__WHAT TO PRODUCE__
Say how many lines include "above", with no words around the number.

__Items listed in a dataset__
----
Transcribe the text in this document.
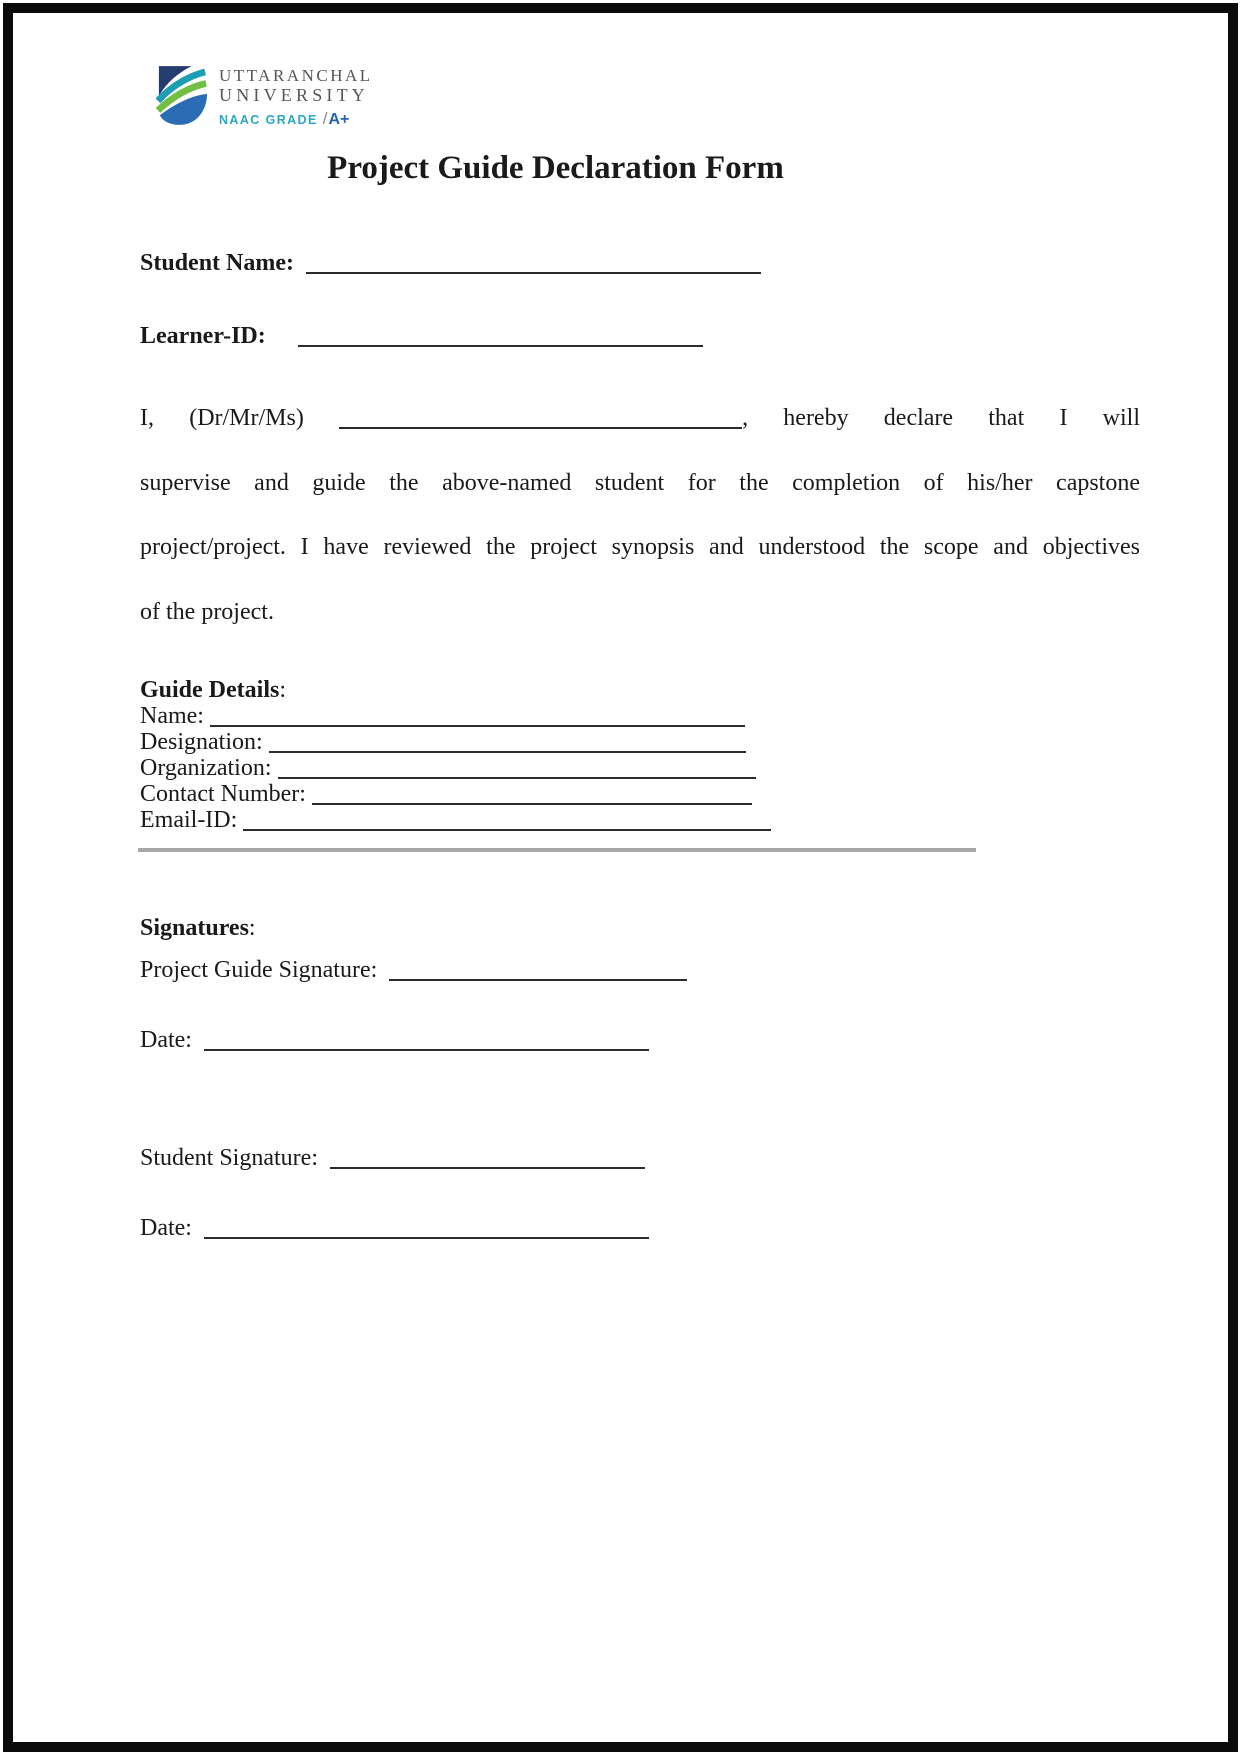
UTTARANCHAL
UNIVERSITY
NAAC GRADE / A+
Project Guide Declaration Form
Student Name:
Learner-ID:
I, (Dr/Mr/Ms)	, hereby declare that I will
supervise and guide the above-named student for the completion of his/her capstone
project/project. I have reviewed the project synopsis and understood the scope and objectives
of the project.
Guide Details:
Name:
Designation:
Organization:
Contact Number:
Email-ID:
Signatures:
Project Guide Signature:
Date:
Student Signature:
Date:
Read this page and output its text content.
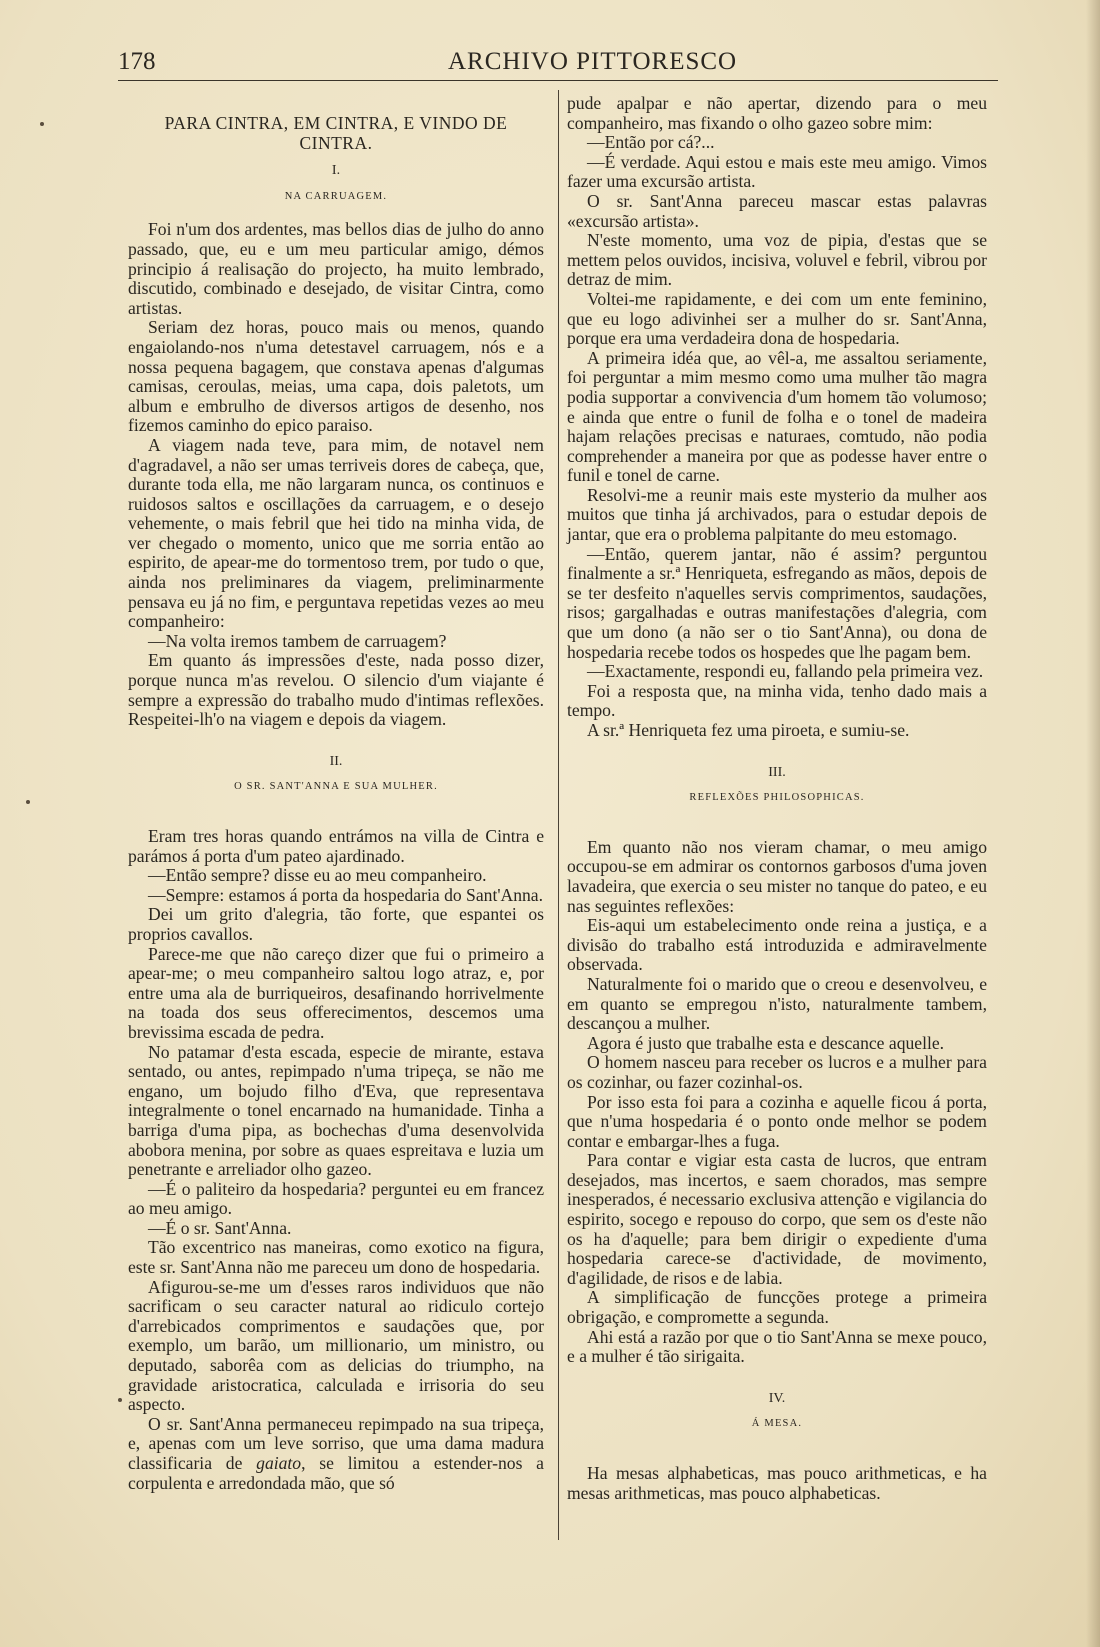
178	ARCHIVO PITTORESCO
PARA CINTRA, EM CINTRA, E VINDO DE CINTRA.
I.
NA CARRUAGEM.

Foi n'um dos ardentes, mas bellos dias de julho do anno passado, que, eu e um meu particular amigo, démos principio á realisação do projecto, ha muito lembrado, discutido, combinado e desejado, de visitar Cintra, como artistas.

Seriam dez horas, pouco mais ou menos, quando engaiolando-nos n'uma detestavel carruagem, nós e a nossa pequena bagagem, que constava apenas d'algumas camisas, ceroulas, meias, uma capa, dois paletots, um album e embrulho de diversos artigos de desenho, nos fizemos caminho do epico paraiso.

A viagem nada teve, para mim, de notavel nem d'agradavel, a não ser umas terriveis dores de cabeça, que, durante toda ella, me não largaram nunca, os continuos e ruidosos saltos e oscillações da carruagem, e o desejo vehemente, o mais febril que hei tido na minha vida, de ver chegado o momento, unico que me sorria então ao espirito, de apear-me do tormentoso trem, por tudo o que, ainda nos preliminares da viagem, preliminarmente pensava eu já no fim, e perguntava repetidas vezes ao meu companheiro:

—Na volta iremos tambem de carruagem?

Em quanto ás impressões d'este, nada posso dizer, porque nunca m'as revelou. O silencio d'um viajante é sempre a expressão do trabalho mudo d'intimas reflexões. Respeitei-lh'o na viagem e depois da viagem.

II.
O SR. SANT'ANNA E SUA MULHER.

Eram tres horas quando entrámos na villa de Cintra e parámos á porta d'um pateo ajardinado.

—Então sempre? disse eu ao meu companheiro.

—Sempre: estamos á porta da hospedaria do Sant'Anna.

Dei um grito d'alegria, tão forte, que espantei os proprios cavallos.

Parece-me que não careço dizer que fui o primeiro a apear-me; o meu companheiro saltou logo atraz, e, por entre uma ala de burriqueiros, desafinando horrivelmente na toada dos seus offerecimentos, descemos uma brevissima escada de pedra.

No patamar d'esta escada, especie de mirante, estava sentado, ou antes, repimpado n'uma tripeça, se não me engano, um bojudo filho d'Eva, que representava integralmente o tonel encarnado na humanidade. Tinha a barriga d'uma pipa, as bochechas d'uma desenvolvida abobora menina, por sobre as quaes espreitava e luzia um penetrante e arreliador olho gazeo.

—É o paliteiro da hospedaria? perguntei eu em francez ao meu amigo.

—É o sr. Sant'Anna.

Tão excentrico nas maneiras, como exotico na figura, este sr. Sant'Anna não me pareceu um dono de hospedaria.

Afigurou-se-me um d'esses raros individuos que não sacrificam o seu caracter natural ao ridiculo cortejo d'arrebicados comprimentos e saudações que, por exemplo, um barão, um millionario, um ministro, ou deputado, saborêa com as delicias do triumpho, na gravidade aristocratica, calculada e irrisoria do seu aspecto.

O sr. Sant'Anna permaneceu repimpado na sua tripeça, e, apenas com um leve sorriso, que uma dama madura classificaria de gaiato, se limitou a estender-nos a corpulenta e arredondada mão, que só

pude apalpar e não apertar, dizendo para o meu companheiro, mas fixando o olho gazeo sobre mim:

—Então por cá?...

—É verdade. Aqui estou e mais este meu amigo. Vimos fazer uma excursão artista.

O sr. Sant'Anna pareceu mascar estas palavras «excursão artista».

N'este momento, uma voz de pipia, d'estas que se mettem pelos ouvidos, incisiva, voluvel e febril, vibrou por detraz de mim.

Voltei-me rapidamente, e dei com um ente feminino, que eu logo adivinhei ser a mulher do sr. Sant'Anna, porque era uma verdadeira dona de hospedaria.

A primeira idéa que, ao vêl-a, me assaltou seriamente, foi perguntar a mim mesmo como uma mulher tão magra podia supportar a convivencia d'um homem tão volumoso; e ainda que entre o funil de folha e o tonel de madeira hajam relações precisas e naturaes, comtudo, não podia comprehender a maneira por que as podesse haver entre o funil e tonel de carne.

Resolvi-me a reunir mais este mysterio da mulher aos muitos que tinha já archivados, para o estudar depois de jantar, que era o problema palpitante do meu estomago.

—Então, querem jantar, não é assim? perguntou finalmente a sr.ª Henriqueta, esfregando as mãos, depois de se ter desfeito n'aquelles servis comprimentos, saudações, risos; gargalhadas e outras manifestações d'alegria, com que um dono (a não ser o tio Sant'Anna), ou dona de hospedaria recebe todos os hospedes que lhe pagam bem.

—Exactamente, respondi eu, fallando pela primeira vez.

Foi a resposta que, na minha vida, tenho dado mais a tempo.

A sr.ª Henriqueta fez uma piroeta, e sumiu-se.

III.
REFLEXÕES PHILOSOPHICAS.

Em quanto não nos vieram chamar, o meu amigo occupou-se em admirar os contornos garbosos d'uma joven lavadeira, que exercia o seu mister no tanque do pateo, e eu nas seguintes reflexões:

Eis-aqui um estabelecimento onde reina a justiça, e a divisão do trabalho está introduzida e admiravelmente observada.

Naturalmente foi o marido que o creou e desenvolveu, e em quanto se empregou n'isto, naturalmente tambem, descançou a mulher.

Agora é justo que trabalhe esta e descance aquelle.

O homem nasceu para receber os lucros e a mulher para os cozinhar, ou fazer cozinhal-os.

Por isso esta foi para a cozinha e aquelle ficou á porta, que n'uma hospedaria é o ponto onde melhor se podem contar e embargar-lhes a fuga.

Para contar e vigiar esta casta de lucros, que entram desejados, mas incertos, e saem chorados, mas sempre inesperados, é necessario exclusiva attenção e vigilancia do espirito, socego e repouso do corpo, que sem os d'este não os ha d'aquelle; para bem dirigir o expediente d'uma hospedaria carece-se d'actividade, de movimento, d'agilidade, de risos e de labia.

A simplificação de funcções protege a primeira obrigação, e compromette a segunda.

Ahi está a razão por que o tio Sant'Anna se mexe pouco, e a mulher é tão sirigaita.

IV.
Á MESA.

Ha mesas alphabeticas, mas pouco arithmeticas, e ha mesas arithmeticas, mas pouco alphabeticas.
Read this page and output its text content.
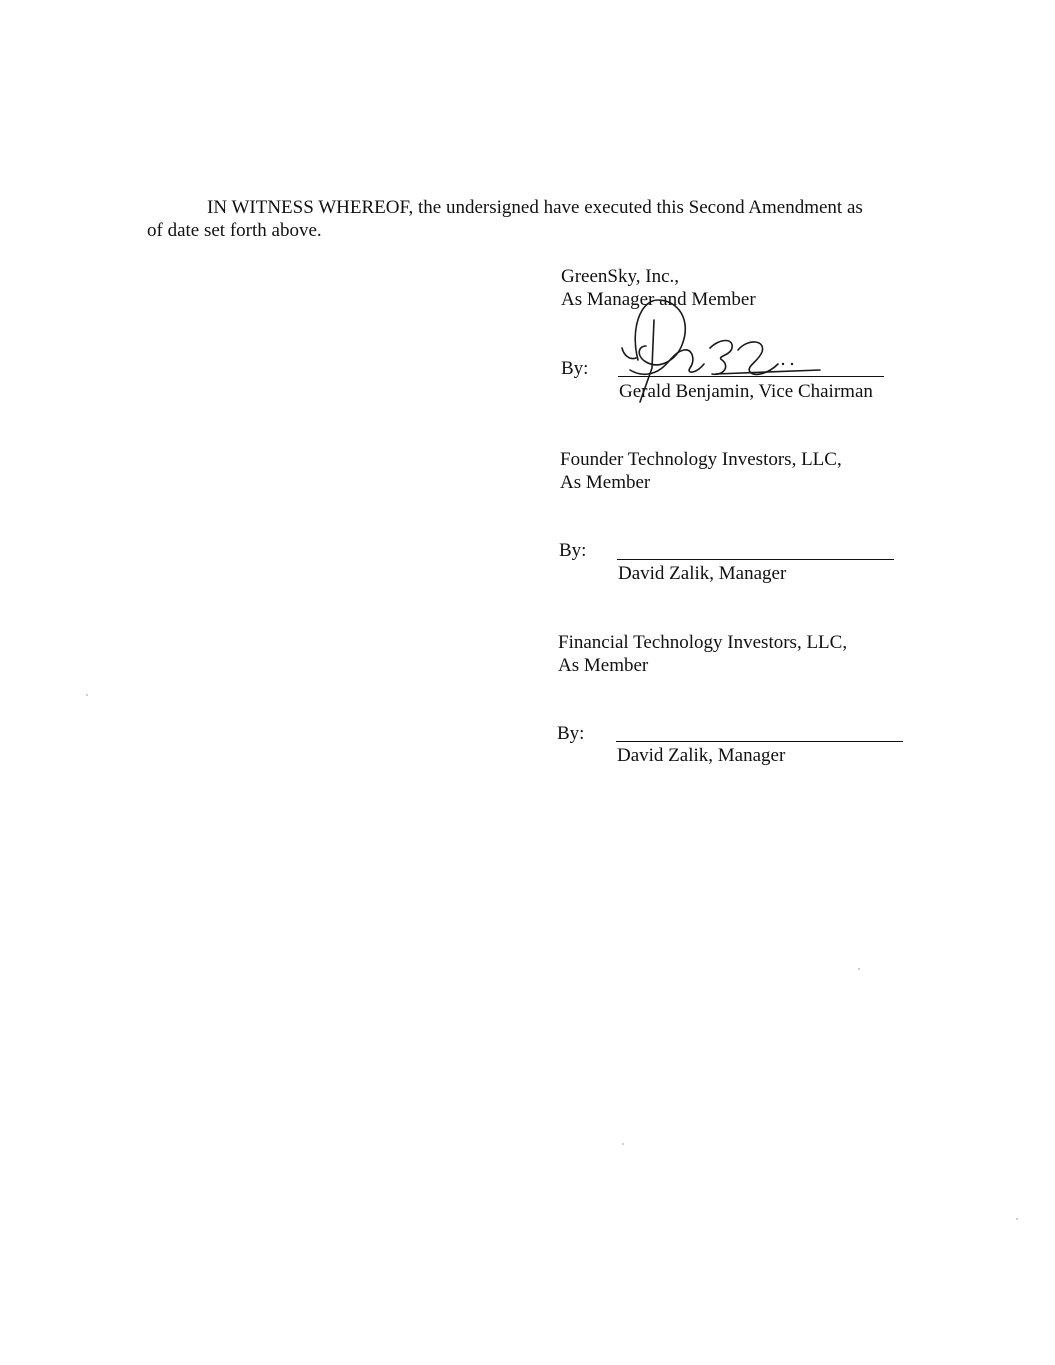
IN WITNESS WHEREOF, the undersigned have executed this Second Amendment as
of date set forth above.

GreenSky, Inc.,
As Manager and Member
By:
Gerald Benjamin, Vice Chairman
Founder Technology Investors, LLC,
As Member
By:
David Zalik, Manager
Financial Technology Investors, LLC,
As Member
By:
David Zalik, Manager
----
__REPLY TO THE TASK__
2